- TASK REQUIREMENTS -
Reproduce the records. Keep every word exact and include no images.

Structured figure records

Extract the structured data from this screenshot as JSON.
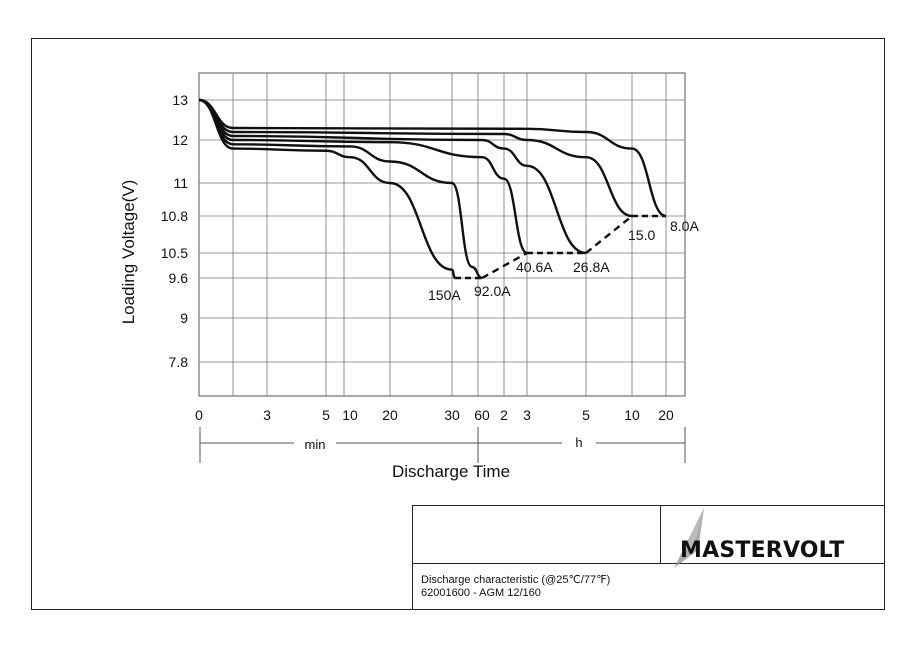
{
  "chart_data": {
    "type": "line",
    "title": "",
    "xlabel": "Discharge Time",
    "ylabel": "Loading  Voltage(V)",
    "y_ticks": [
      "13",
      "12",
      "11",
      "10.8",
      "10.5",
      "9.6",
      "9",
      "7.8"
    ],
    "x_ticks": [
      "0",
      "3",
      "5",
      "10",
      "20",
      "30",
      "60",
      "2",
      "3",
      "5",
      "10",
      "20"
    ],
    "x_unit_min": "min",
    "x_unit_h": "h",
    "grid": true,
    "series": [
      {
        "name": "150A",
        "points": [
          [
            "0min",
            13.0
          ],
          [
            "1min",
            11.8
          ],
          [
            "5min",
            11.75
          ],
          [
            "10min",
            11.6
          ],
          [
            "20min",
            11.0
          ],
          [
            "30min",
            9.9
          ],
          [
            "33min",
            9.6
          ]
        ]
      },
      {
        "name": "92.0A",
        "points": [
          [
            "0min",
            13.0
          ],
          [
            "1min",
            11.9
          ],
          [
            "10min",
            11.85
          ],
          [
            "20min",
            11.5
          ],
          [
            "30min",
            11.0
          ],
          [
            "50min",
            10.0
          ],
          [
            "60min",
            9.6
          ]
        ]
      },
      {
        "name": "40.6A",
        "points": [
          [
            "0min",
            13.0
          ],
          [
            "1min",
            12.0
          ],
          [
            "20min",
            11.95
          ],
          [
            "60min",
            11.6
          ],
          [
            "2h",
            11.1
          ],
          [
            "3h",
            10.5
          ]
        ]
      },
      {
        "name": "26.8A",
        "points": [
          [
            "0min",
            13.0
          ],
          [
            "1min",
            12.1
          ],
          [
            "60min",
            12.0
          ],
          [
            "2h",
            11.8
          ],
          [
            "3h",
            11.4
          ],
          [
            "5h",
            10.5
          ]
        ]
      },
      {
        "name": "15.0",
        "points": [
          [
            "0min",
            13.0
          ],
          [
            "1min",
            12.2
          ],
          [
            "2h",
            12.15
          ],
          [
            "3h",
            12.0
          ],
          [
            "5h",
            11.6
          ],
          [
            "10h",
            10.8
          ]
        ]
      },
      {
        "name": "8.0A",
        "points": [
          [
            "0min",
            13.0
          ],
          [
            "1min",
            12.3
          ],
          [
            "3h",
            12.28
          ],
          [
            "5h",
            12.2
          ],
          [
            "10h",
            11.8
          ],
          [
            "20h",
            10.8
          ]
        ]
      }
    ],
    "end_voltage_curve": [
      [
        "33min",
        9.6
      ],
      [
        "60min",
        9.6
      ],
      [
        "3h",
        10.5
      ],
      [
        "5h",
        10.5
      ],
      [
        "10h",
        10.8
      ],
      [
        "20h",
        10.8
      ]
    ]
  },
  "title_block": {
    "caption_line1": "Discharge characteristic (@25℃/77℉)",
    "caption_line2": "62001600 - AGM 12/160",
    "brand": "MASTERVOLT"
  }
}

- RESULT -
Extract the structured data from this screenshot as JSON.
{
  "chart_data": {
    "type": "line",
    "title": "",
    "xlabel": "Discharge Time",
    "ylabel": "Loading  Voltage(V)",
    "y_ticks": [
      "13",
      "12",
      "11",
      "10.8",
      "10.5",
      "9.6",
      "9",
      "7.8"
    ],
    "x_ticks": [
      "0",
      "3",
      "5",
      "10",
      "20",
      "30",
      "60",
      "2",
      "3",
      "5",
      "10",
      "20"
    ],
    "x_unit_min": "min",
    "x_unit_h": "h",
    "grid": true,
    "series": [
      {
        "name": "150A",
        "points": [
          [
            "0min",
            13.0
          ],
          [
            "1min",
            11.8
          ],
          [
            "5min",
            11.75
          ],
          [
            "10min",
            11.6
          ],
          [
            "20min",
            11.0
          ],
          [
            "30min",
            9.9
          ],
          [
            "33min",
            9.6
          ]
        ]
      },
      {
        "name": "92.0A",
        "points": [
          [
            "0min",
            13.0
          ],
          [
            "1min",
            11.9
          ],
          [
            "10min",
            11.85
          ],
          [
            "20min",
            11.5
          ],
          [
            "30min",
            11.0
          ],
          [
            "50min",
            10.0
          ],
          [
            "60min",
            9.6
          ]
        ]
      },
      {
        "name": "40.6A",
        "points": [
          [
            "0min",
            13.0
          ],
          [
            "1min",
            12.0
          ],
          [
            "20min",
            11.95
          ],
          [
            "60min",
            11.6
          ],
          [
            "2h",
            11.1
          ],
          [
            "3h",
            10.5
          ]
        ]
      },
      {
        "name": "26.8A",
        "points": [
          [
            "0min",
            13.0
          ],
          [
            "1min",
            12.1
          ],
          [
            "60min",
            12.0
          ],
          [
            "2h",
            11.8
          ],
          [
            "3h",
            11.4
          ],
          [
            "5h",
            10.5
          ]
        ]
      },
      {
        "name": "15.0",
        "points": [
          [
            "0min",
            13.0
          ],
          [
            "1min",
            12.2
          ],
          [
            "2h",
            12.15
          ],
          [
            "3h",
            12.0
          ],
          [
            "5h",
            11.6
          ],
          [
            "10h",
            10.8
          ]
        ]
      },
      {
        "name": "8.0A",
        "points": [
          [
            "0min",
            13.0
          ],
          [
            "1min",
            12.3
          ],
          [
            "3h",
            12.28
          ],
          [
            "5h",
            12.2
          ],
          [
            "10h",
            11.8
          ],
          [
            "20h",
            10.8
          ]
        ]
      }
    ],
    "end_voltage_curve": [
      [
        "33min",
        9.6
      ],
      [
        "60min",
        9.6
      ],
      [
        "3h",
        10.5
      ],
      [
        "5h",
        10.5
      ],
      [
        "10h",
        10.8
      ],
      [
        "20h",
        10.8
      ]
    ]
  },
  "title_block": {
    "caption_line1": "Discharge characteristic (@25℃/77℉)",
    "caption_line2": "62001600 - AGM 12/160",
    "brand": "MASTERVOLT"
  }
}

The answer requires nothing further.